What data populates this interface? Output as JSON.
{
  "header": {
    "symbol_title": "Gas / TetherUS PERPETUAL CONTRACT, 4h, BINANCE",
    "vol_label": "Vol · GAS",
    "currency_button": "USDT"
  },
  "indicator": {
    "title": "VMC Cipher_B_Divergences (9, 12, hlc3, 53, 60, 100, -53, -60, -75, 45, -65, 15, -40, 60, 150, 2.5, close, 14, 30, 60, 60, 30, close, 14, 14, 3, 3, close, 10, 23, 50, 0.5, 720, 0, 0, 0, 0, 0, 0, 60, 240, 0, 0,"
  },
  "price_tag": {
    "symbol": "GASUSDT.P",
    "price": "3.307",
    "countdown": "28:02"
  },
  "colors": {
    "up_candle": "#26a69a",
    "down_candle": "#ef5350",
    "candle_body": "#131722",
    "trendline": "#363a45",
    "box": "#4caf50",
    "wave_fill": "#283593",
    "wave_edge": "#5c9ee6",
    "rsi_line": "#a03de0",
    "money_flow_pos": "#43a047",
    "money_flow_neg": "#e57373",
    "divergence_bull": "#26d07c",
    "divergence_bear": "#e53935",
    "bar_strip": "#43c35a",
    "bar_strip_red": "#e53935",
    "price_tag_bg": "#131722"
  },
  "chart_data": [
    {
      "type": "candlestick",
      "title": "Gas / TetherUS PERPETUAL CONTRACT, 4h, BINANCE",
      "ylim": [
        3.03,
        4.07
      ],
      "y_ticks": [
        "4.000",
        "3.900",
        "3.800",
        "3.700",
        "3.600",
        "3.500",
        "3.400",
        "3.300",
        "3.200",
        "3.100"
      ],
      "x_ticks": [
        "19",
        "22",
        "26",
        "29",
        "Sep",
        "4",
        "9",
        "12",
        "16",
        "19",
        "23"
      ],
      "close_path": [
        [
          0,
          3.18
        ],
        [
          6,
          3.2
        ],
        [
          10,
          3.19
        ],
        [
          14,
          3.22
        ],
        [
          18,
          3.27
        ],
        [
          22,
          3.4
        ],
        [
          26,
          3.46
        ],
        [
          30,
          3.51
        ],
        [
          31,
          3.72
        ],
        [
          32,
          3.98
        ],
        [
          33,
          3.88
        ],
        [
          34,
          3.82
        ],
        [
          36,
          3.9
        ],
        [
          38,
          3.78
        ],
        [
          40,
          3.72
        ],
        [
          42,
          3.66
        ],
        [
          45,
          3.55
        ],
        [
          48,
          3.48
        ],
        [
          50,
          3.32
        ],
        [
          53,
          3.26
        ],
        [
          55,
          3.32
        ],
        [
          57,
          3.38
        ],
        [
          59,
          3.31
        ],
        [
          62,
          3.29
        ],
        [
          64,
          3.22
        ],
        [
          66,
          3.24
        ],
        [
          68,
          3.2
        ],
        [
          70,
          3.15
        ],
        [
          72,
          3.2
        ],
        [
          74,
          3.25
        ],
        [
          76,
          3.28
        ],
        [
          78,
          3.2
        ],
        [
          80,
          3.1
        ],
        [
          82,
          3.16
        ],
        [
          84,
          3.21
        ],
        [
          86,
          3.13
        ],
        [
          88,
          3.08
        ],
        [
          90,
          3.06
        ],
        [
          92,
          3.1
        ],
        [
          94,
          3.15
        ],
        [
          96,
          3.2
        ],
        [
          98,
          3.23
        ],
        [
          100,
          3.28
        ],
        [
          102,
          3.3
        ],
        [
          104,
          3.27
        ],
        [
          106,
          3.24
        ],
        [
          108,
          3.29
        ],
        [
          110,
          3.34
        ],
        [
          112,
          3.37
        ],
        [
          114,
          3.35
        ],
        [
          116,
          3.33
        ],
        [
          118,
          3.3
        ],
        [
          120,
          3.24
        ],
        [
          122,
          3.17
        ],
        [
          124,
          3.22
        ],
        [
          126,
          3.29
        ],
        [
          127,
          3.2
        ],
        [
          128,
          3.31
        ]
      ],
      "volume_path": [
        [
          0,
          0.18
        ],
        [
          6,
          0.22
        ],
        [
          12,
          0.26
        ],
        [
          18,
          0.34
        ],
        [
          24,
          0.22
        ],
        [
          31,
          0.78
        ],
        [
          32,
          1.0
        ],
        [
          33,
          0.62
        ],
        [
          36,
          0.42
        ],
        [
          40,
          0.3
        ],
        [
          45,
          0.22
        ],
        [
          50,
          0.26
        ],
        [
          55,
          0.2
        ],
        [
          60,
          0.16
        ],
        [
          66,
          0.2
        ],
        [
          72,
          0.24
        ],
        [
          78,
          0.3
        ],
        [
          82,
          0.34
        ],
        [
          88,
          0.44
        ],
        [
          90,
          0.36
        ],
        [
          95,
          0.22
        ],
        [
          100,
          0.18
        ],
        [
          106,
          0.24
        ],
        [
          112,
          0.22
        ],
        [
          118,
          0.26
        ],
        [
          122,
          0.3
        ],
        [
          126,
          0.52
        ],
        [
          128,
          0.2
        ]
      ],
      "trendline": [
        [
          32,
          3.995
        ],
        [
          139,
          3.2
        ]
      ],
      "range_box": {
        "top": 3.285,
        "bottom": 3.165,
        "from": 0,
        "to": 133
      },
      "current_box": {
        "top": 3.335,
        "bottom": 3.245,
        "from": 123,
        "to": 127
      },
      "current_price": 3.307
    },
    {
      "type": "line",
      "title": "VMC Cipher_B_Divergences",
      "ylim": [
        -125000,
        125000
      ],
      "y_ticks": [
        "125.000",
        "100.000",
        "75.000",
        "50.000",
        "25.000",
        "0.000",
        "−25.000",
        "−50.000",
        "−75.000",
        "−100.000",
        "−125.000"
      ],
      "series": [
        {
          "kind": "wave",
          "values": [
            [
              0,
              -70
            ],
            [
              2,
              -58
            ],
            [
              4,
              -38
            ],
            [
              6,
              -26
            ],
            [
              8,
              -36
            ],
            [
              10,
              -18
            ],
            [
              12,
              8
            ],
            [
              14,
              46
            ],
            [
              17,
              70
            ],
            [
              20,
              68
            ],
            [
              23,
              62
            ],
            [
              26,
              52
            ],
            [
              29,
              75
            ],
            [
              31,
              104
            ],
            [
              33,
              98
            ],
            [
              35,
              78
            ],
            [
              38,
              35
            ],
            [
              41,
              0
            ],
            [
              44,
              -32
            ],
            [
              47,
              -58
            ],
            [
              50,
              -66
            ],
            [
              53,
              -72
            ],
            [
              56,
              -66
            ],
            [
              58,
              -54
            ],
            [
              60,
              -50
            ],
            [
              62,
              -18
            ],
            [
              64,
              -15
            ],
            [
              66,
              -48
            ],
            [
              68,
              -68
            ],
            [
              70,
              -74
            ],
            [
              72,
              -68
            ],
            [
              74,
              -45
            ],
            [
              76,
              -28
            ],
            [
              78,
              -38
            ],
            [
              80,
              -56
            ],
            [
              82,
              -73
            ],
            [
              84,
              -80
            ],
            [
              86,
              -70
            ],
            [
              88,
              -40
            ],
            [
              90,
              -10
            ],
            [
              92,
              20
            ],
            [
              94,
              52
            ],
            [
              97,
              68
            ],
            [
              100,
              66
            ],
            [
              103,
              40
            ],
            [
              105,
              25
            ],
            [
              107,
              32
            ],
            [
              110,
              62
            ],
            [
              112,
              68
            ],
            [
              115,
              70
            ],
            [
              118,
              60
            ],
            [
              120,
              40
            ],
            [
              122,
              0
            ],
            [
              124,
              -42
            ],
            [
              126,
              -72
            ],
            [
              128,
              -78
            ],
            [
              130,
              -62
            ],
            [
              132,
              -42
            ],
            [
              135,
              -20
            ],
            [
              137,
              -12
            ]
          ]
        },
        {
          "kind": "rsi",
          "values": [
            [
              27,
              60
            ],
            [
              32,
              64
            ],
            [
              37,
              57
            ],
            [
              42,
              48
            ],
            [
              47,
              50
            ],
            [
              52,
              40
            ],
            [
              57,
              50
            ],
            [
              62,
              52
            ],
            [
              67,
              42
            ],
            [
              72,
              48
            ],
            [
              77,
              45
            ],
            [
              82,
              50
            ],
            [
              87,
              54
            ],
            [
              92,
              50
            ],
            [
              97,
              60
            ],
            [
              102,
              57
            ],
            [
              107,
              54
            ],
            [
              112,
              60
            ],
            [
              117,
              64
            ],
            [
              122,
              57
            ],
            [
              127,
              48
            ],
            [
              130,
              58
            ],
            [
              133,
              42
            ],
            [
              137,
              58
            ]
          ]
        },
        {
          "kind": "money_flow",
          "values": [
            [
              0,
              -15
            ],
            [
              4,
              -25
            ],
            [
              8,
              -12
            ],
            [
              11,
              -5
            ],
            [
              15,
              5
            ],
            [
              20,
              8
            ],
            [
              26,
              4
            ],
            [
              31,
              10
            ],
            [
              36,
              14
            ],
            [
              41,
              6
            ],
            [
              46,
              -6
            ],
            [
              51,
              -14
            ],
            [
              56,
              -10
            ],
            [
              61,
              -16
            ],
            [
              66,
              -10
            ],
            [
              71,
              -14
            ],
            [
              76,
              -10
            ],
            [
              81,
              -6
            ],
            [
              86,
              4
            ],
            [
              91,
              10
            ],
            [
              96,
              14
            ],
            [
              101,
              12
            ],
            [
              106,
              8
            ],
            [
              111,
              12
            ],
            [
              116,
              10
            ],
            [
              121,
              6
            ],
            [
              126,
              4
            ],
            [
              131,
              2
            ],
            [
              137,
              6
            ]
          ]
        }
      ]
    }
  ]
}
· · · ·
> [WRITTEN PROBLEM]:
Out of the material above, gather each line where "TetherUS" appears.

> [FINAL RESULT]:
    "symbol_title": "Gas / TetherUS PERPETUAL CONTRACT, 4h, BINANCE",
      "title": "Gas / TetherUS PERPETUAL CONTRACT, 4h, BINANCE",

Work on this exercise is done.